What needs to be done - Copy every line of the material below word for word, leaving out the pictures.
▼▼▼
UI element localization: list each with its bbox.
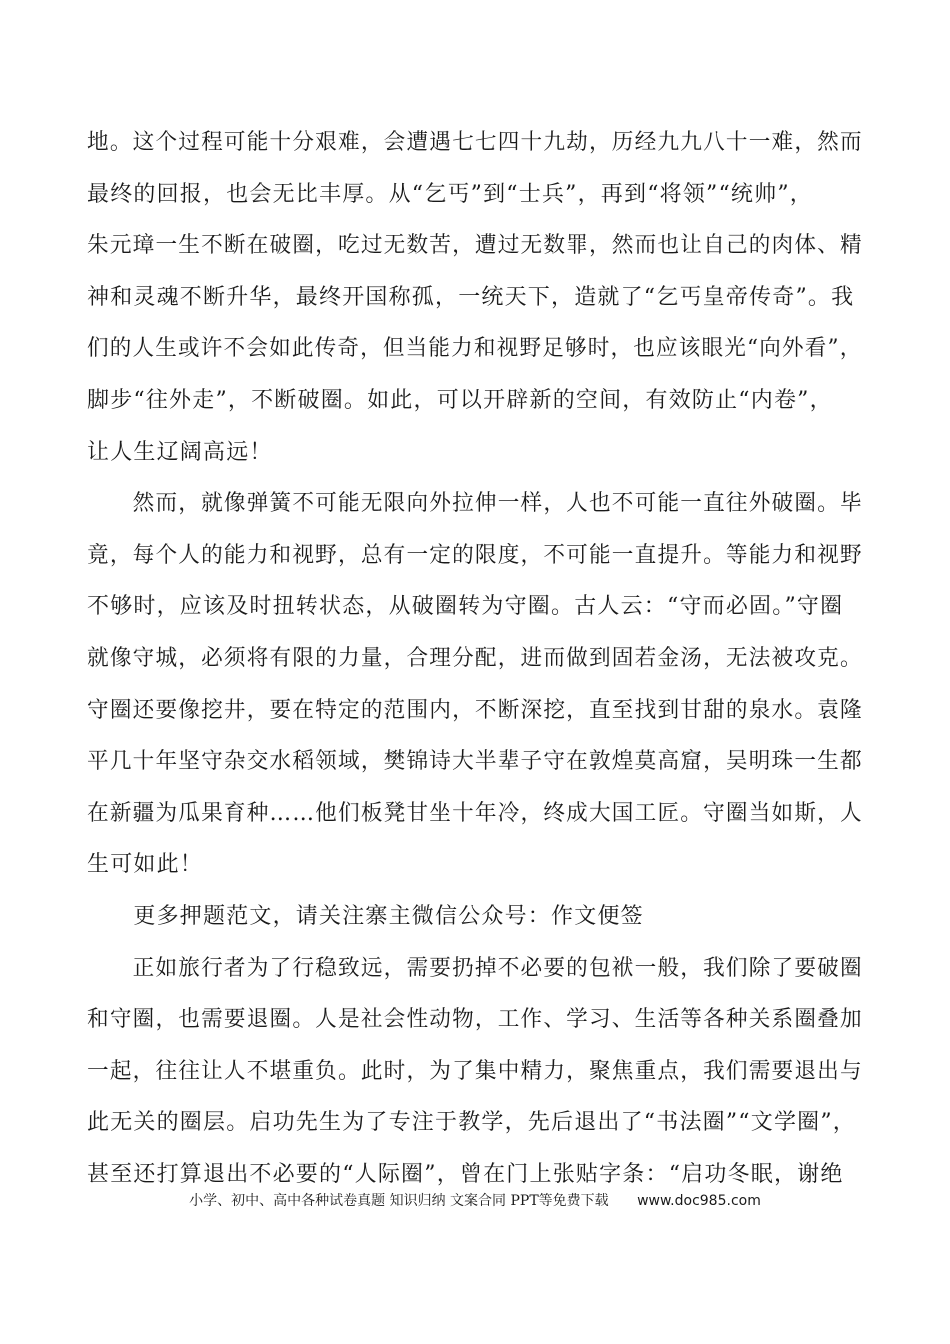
body-line: 不够时，应该及时扭转状态，从破圈转为守圈。古人云：“守而必固。”守圈 <box>87 594 844 620</box>
body-line: 竟，每个人的能力和视野，总有一定的限度，不可能一直提升。等能力和视野 <box>87 542 863 568</box>
body-line: 们的人生或许不会如此传奇，但当能力和视野足够时，也应该眼光“向外看”， <box>87 336 863 362</box>
page-footer <box>0 1190 950 1210</box>
footer-url[interactable]: www.doc985.com <box>637 1193 761 1209</box>
body-line: 神和灵魂不断升华，最终开国称孤，一统天下，造就了“乞丐皇帝传奇”。我 <box>87 284 855 310</box>
body-line: 生可如此！ <box>87 852 204 878</box>
body-line: 更多押题范文，请关注寨主微信公众号：作文便签 <box>87 904 644 929</box>
body-line: 朱元璋一生不断在破圈，吃过无数苦，遭过无数罪，然而也让自己的肉体、精 <box>87 233 863 259</box>
body-line: 最终的回报，也会无比丰厚。从“乞丐”到“士兵”，再到“将领”“统帅”， <box>87 181 813 207</box>
body-line: 守圈还要像挖井，要在特定的范围内，不断深挖，直至找到甘甜的泉水。袁隆 <box>87 697 863 723</box>
footer-text: 小学、初中、高中各种试卷真题 知识归纳 文案合同 PPT等免费下载 <box>189 1193 609 1209</box>
body-line: 在新疆为瓜果育种……他们板凳甘坐十年冷，终成大国工匠。守圈当如斯，人 <box>87 800 863 826</box>
body-line: 此无关的圈层。启功先生为了专注于教学，先后退出了“书法圈”“文学圈”， <box>87 1110 856 1136</box>
body-line: 然而，就像弹簧不可能无限向外拉伸一样，人也不可能一直往外破圈。毕 <box>87 491 863 517</box>
body-line: 地。这个过程可能十分艰难，会遭遇七七四十九劫，历经九九八十一难，然而 <box>87 130 863 155</box>
body-line: 和守圈，也需要退圈。人是社会性动物，工作、学习、生活等各种关系圈叠加 <box>87 1007 863 1033</box>
body-line: 甚至还打算退出不必要的“人际圈”，曾在门上张贴字条：“启功冬眠，谢绝 <box>87 1162 844 1187</box>
body-line: 正如旅行者为了行稳致远，需要扔掉不必要的包袱一般，我们除了要破圈 <box>87 955 863 981</box>
body-line: 平几十年坚守杂交水稻领域，樊锦诗大半辈子守在敦煌莫高窟，吴明珠一生都 <box>87 749 863 775</box>
body-line: 就像守城，必须将有限的力量，合理分配，进而做到固若金汤，无法被攻克。 <box>87 646 863 671</box>
body-line: 一起，往往让人不堪重负。此时，为了集中精力，聚焦重点，我们需要退出与 <box>87 1058 863 1084</box>
body-line: 让人生辽阔高远！ <box>87 439 273 465</box>
body-line: 脚步“往外走”，不断破圈。如此，可以开辟新的空间，有效防止“内卷”， <box>87 388 833 413</box>
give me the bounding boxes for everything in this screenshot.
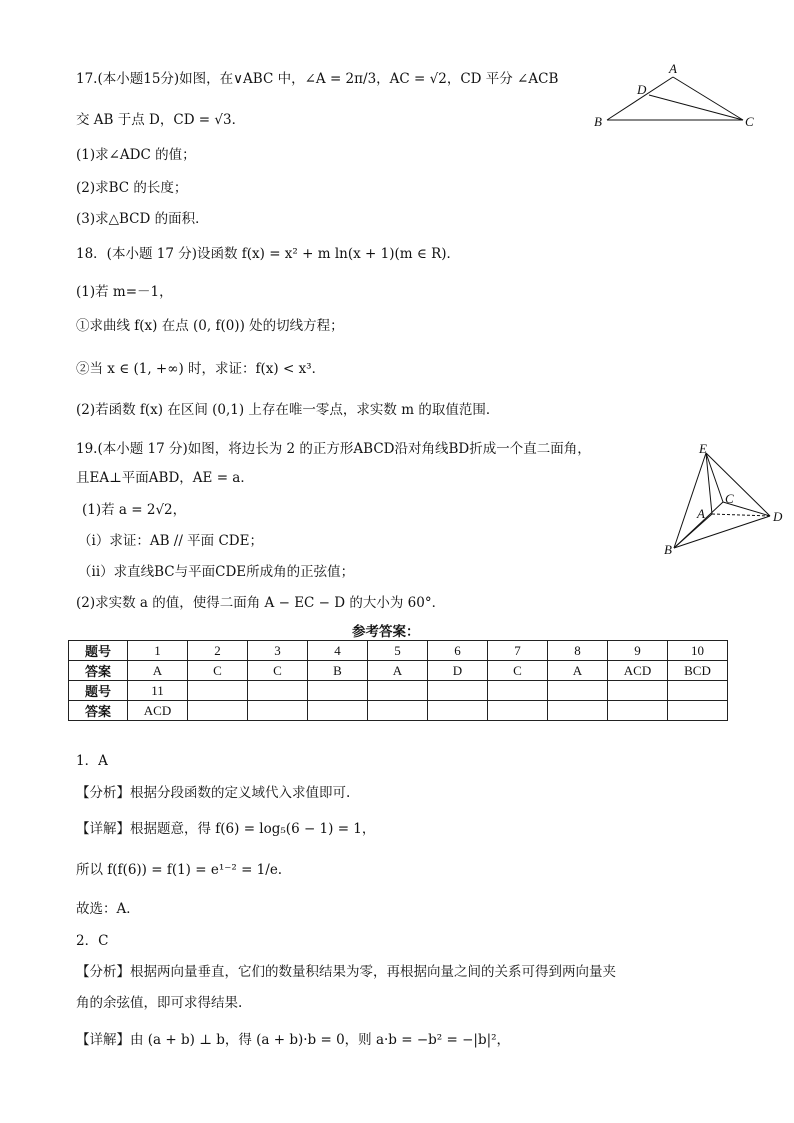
- row-label: 答案: [69, 701, 128, 721]
- sol1-detail: 【详解】根据题意，得 f(6) = log₅(6 − 1) = 1，: [76, 821, 376, 837]
- q18-part1: (1)若 m=－1，: [76, 284, 173, 300]
- answer-table: [68, 640, 728, 721]
- table-row: [69, 681, 728, 701]
- q19-part1a: （i）求证：AB // 平面 CDE；: [78, 533, 263, 549]
- table-cell: ACD: [128, 701, 188, 721]
- table-cell: D: [428, 661, 488, 681]
- sol1-result: 所以 f(f(6)) = f(1) = e¹⁻² = 1/e.: [76, 862, 283, 878]
- table-cell: 7: [488, 641, 548, 661]
- q18-part1b: ②当 x ∈ (1, +∞) 时，求证：f(x) < x³．: [76, 361, 326, 377]
- table-cell: 6: [428, 641, 488, 661]
- label-A: A: [697, 506, 705, 521]
- q17-line2: 交 AB 于点 D，CD = √3．: [76, 112, 246, 128]
- table-cell: A: [128, 661, 188, 681]
- table-cell: 4: [308, 641, 368, 661]
- q17-part2: (2)求BC 的长度；: [76, 180, 188, 196]
- table-cell: 5: [368, 641, 428, 661]
- table-cell: C: [248, 661, 308, 681]
- q19-line2: 且EA⊥平面ABD，AE = a．: [76, 470, 254, 486]
- q18-part2: (2)若函数 f(x) 在区间 (0,1) 上存在唯一零点，求实数 m 的取值范围．: [76, 402, 500, 418]
- sol1-head: 1．A: [76, 753, 108, 769]
- table-cell: BCD: [668, 661, 728, 681]
- table-cell: B: [308, 661, 368, 681]
- label-E: E: [699, 441, 707, 456]
- table-cell: 11: [128, 681, 188, 701]
- table-cell: ACD: [608, 661, 668, 681]
- table-cell: C: [188, 661, 248, 681]
- table-cell: A: [368, 661, 428, 681]
- table-cell: 10: [668, 641, 728, 661]
- q19-part1: (1)若 a = 2√2，: [82, 502, 187, 518]
- q19-part1b: （ii）求直线BC与平面CDE所成角的正弦值；: [78, 564, 355, 580]
- label-D: D: [637, 82, 647, 97]
- table-row: [69, 641, 728, 661]
- table-cell: C: [488, 661, 548, 681]
- q19-line1: 19.(本小题 17 分)如图，将边长为 2 的正方形ABCD沿对角线BD折成一个直二面角，: [76, 441, 591, 457]
- table-cell: 1: [128, 641, 188, 661]
- label-B: B: [594, 114, 602, 129]
- sol2-detail: 【详解】由 (a + b) ⊥ b，得 (a + b)·b = 0，则 a·b = −b² = −|b|²，: [76, 1032, 511, 1048]
- q19-pyramid-figure: [660, 440, 790, 560]
- table-cell: A: [548, 661, 608, 681]
- table-row: [69, 661, 728, 681]
- table-cell: 3: [248, 641, 308, 661]
- sol2-analysis1: 【分析】根据两向量垂直，它们的数量积结果为零，再根据向量之间的关系可得到两向量夹: [76, 964, 616, 980]
- q18-part1a: ①求曲线 f(x) 在点 (0, f(0)) 处的切线方程；: [76, 318, 344, 334]
- sol1-choose: 故选：A．: [76, 901, 140, 917]
- sol2-head: 2．C: [76, 933, 109, 949]
- label-C: C: [725, 491, 734, 506]
- q17-line1: 17.(本小题15分)如图，在∨ABC 中，∠A = 2π/3，AC = √2，CD 平分 ∠ACB: [76, 71, 559, 87]
- label-B: B: [664, 542, 672, 557]
- q19-part2: (2)求实数 a 的值，使得二面角 A − EC − D 的大小为 60°．: [76, 595, 446, 611]
- q17-triangle-figure: [585, 58, 765, 133]
- label-D: D: [773, 509, 783, 524]
- q18-line1: 18．(本小题 17 分)设函数 f(x) = x² + m ln(x + 1)(m ∈ R)．: [76, 246, 461, 262]
- row-label: 题号: [69, 641, 128, 661]
- sol1-analysis: 【分析】根据分段函数的定义域代入求值即可.: [76, 785, 351, 801]
- label-A: A: [669, 61, 677, 76]
- table-cell: 8: [548, 641, 608, 661]
- q17-part1: (1)求∠ADC 的值；: [76, 147, 196, 163]
- row-label: 答案: [69, 661, 128, 681]
- table-row: [69, 701, 728, 721]
- table-cell: 2: [188, 641, 248, 661]
- sol2-analysis2: 角的余弦值，即可求得结果.: [76, 995, 243, 1011]
- q17-part3: (3)求△BCD 的面积．: [76, 211, 209, 227]
- label-C: C: [745, 114, 754, 129]
- row-label: 题号: [69, 681, 128, 701]
- table-cell: 9: [608, 641, 668, 661]
- answers-title: 参考答案：: [352, 624, 420, 640]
▲▲▲
Solution to the exercise -
UI element localization: list each with its bbox.
body-line: 不够时，应该及时扭转状态，从破圈转为守圈。古人云：“守而必固。”守圈 <box>87 594 844 620</box>
body-line: 竟，每个人的能力和视野，总有一定的限度，不可能一直提升。等能力和视野 <box>87 542 863 568</box>
body-line: 们的人生或许不会如此传奇，但当能力和视野足够时，也应该眼光“向外看”， <box>87 336 863 362</box>
page-footer <box>0 1190 950 1210</box>
footer-url[interactable]: www.doc985.com <box>637 1193 761 1209</box>
body-line: 神和灵魂不断升华，最终开国称孤，一统天下，造就了“乞丐皇帝传奇”。我 <box>87 284 855 310</box>
body-line: 生可如此！ <box>87 852 204 878</box>
body-line: 更多押题范文，请关注寨主微信公众号：作文便签 <box>87 904 644 929</box>
body-line: 朱元璋一生不断在破圈，吃过无数苦，遭过无数罪，然而也让自己的肉体、精 <box>87 233 863 259</box>
body-line: 最终的回报，也会无比丰厚。从“乞丐”到“士兵”，再到“将领”“统帅”， <box>87 181 813 207</box>
body-line: 守圈还要像挖井，要在特定的范围内，不断深挖，直至找到甘甜的泉水。袁隆 <box>87 697 863 723</box>
footer-text: 小学、初中、高中各种试卷真题 知识归纳 文案合同 PPT等免费下载 <box>189 1193 609 1209</box>
body-line: 在新疆为瓜果育种……他们板凳甘坐十年冷，终成大国工匠。守圈当如斯，人 <box>87 800 863 826</box>
body-line: 此无关的圈层。启功先生为了专注于教学，先后退出了“书法圈”“文学圈”， <box>87 1110 856 1136</box>
body-line: 然而，就像弹簧不可能无限向外拉伸一样，人也不可能一直往外破圈。毕 <box>87 491 863 517</box>
body-line: 地。这个过程可能十分艰难，会遭遇七七四十九劫，历经九九八十一难，然而 <box>87 130 863 155</box>
body-line: 和守圈，也需要退圈。人是社会性动物，工作、学习、生活等各种关系圈叠加 <box>87 1007 863 1033</box>
body-line: 甚至还打算退出不必要的“人际圈”，曾在门上张贴字条：“启功冬眠，谢绝 <box>87 1162 844 1187</box>
body-line: 正如旅行者为了行稳致远，需要扔掉不必要的包袱一般，我们除了要破圈 <box>87 955 863 981</box>
body-line: 平几十年坚守杂交水稻领域，樊锦诗大半辈子守在敦煌莫高窟，吴明珠一生都 <box>87 749 863 775</box>
body-line: 就像守城，必须将有限的力量，合理分配，进而做到固若金汤，无法被攻克。 <box>87 646 863 671</box>
body-line: 一起，往往让人不堪重负。此时，为了集中精力，聚焦重点，我们需要退出与 <box>87 1058 863 1084</box>
body-line: 让人生辽阔高远！ <box>87 439 273 465</box>
body-line: 脚步“往外走”，不断破圈。如此，可以开辟新的空间，有效防止“内卷”， <box>87 388 833 413</box>
give me the bounding boxes for everything in this screenshot.
- row-label: 答案: [69, 701, 128, 721]
- sol1-detail: 【详解】根据题意，得 f(6) = log₅(6 − 1) = 1，: [76, 821, 376, 837]
- q18-part1: (1)若 m=－1，: [76, 284, 173, 300]
- answer-table: [68, 640, 728, 721]
- table-row: [69, 681, 728, 701]
- q19-part1a: （i）求证：AB // 平面 CDE；: [78, 533, 263, 549]
- table-cell: ACD: [128, 701, 188, 721]
- table-cell: D: [428, 661, 488, 681]
- sol1-result: 所以 f(f(6)) = f(1) = e¹⁻² = 1/e.: [76, 862, 283, 878]
- table-cell: 7: [488, 641, 548, 661]
- q18-part1b: ②当 x ∈ (1, +∞) 时，求证：f(x) < x³．: [76, 361, 326, 377]
- table-cell: 6: [428, 641, 488, 661]
- label-A: A: [697, 506, 705, 521]
- q17-line2: 交 AB 于点 D，CD = √3．: [76, 112, 246, 128]
- table-cell: A: [128, 661, 188, 681]
- table-cell: 4: [308, 641, 368, 661]
- q17-part2: (2)求BC 的长度；: [76, 180, 188, 196]
- table-cell: 5: [368, 641, 428, 661]
- table-cell: C: [248, 661, 308, 681]
- q19-line2: 且EA⊥平面ABD，AE = a．: [76, 470, 254, 486]
- q18-part2: (2)若函数 f(x) 在区间 (0,1) 上存在唯一零点，求实数 m 的取值范围．: [76, 402, 500, 418]
- sol1-head: 1．A: [76, 753, 108, 769]
- table-cell: BCD: [668, 661, 728, 681]
- table-cell: B: [308, 661, 368, 681]
- label-E: E: [699, 441, 707, 456]
- table-cell: 11: [128, 681, 188, 701]
- table-cell: ACD: [608, 661, 668, 681]
- table-cell: C: [188, 661, 248, 681]
- table-cell: A: [368, 661, 428, 681]
- table-cell: 10: [668, 641, 728, 661]
- q19-part1: (1)若 a = 2√2，: [82, 502, 187, 518]
- q19-part1b: （ii）求直线BC与平面CDE所成角的正弦值；: [78, 564, 355, 580]
- label-D: D: [637, 82, 647, 97]
- table-row: [69, 641, 728, 661]
- table-cell: C: [488, 661, 548, 681]
- q19-line1: 19.(本小题 17 分)如图，将边长为 2 的正方形ABCD沿对角线BD折成一个直二面角，: [76, 441, 591, 457]
- table-cell: 1: [128, 641, 188, 661]
- label-B: B: [594, 114, 602, 129]
- sol2-detail: 【详解】由 (a + b) ⊥ b，得 (a + b)·b = 0，则 a·b = −b² = −|b|²，: [76, 1032, 511, 1048]
- q19-pyramid-figure: [660, 440, 790, 560]
- table-cell: A: [548, 661, 608, 681]
- table-row: [69, 661, 728, 681]
- table-cell: 3: [248, 641, 308, 661]
- sol2-analysis1: 【分析】根据两向量垂直，它们的数量积结果为零，再根据向量之间的关系可得到两向量夹: [76, 964, 616, 980]
- q18-part1a: ①求曲线 f(x) 在点 (0, f(0)) 处的切线方程；: [76, 318, 344, 334]
- sol1-choose: 故选：A．: [76, 901, 140, 917]
- sol2-head: 2．C: [76, 933, 109, 949]
- label-C: C: [725, 491, 734, 506]
- q17-line1: 17.(本小题15分)如图，在∨ABC 中，∠A = 2π/3，AC = √2，CD 平分 ∠ACB: [76, 71, 559, 87]
- label-B: B: [664, 542, 672, 557]
- q19-part2: (2)求实数 a 的值，使得二面角 A − EC − D 的大小为 60°．: [76, 595, 446, 611]
- q17-triangle-figure: [585, 58, 765, 133]
- label-D: D: [773, 509, 783, 524]
- q18-line1: 18．(本小题 17 分)设函数 f(x) = x² + m ln(x + 1)(m ∈ R)．: [76, 246, 461, 262]
- row-label: 题号: [69, 641, 128, 661]
- sol1-analysis: 【分析】根据分段函数的定义域代入求值即可.: [76, 785, 351, 801]
- label-A: A: [669, 61, 677, 76]
- table-cell: 8: [548, 641, 608, 661]
- q17-part1: (1)求∠ADC 的值；: [76, 147, 196, 163]
- row-label: 答案: [69, 661, 128, 681]
- table-row: [69, 701, 728, 721]
- table-cell: 2: [188, 641, 248, 661]
- sol2-analysis2: 角的余弦值，即可求得结果.: [76, 995, 243, 1011]
- q17-part3: (3)求△BCD 的面积．: [76, 211, 209, 227]
- label-C: C: [745, 114, 754, 129]
- row-label: 题号: [69, 681, 128, 701]
- table-cell: 9: [608, 641, 668, 661]
- answers-title: 参考答案：: [352, 624, 420, 640]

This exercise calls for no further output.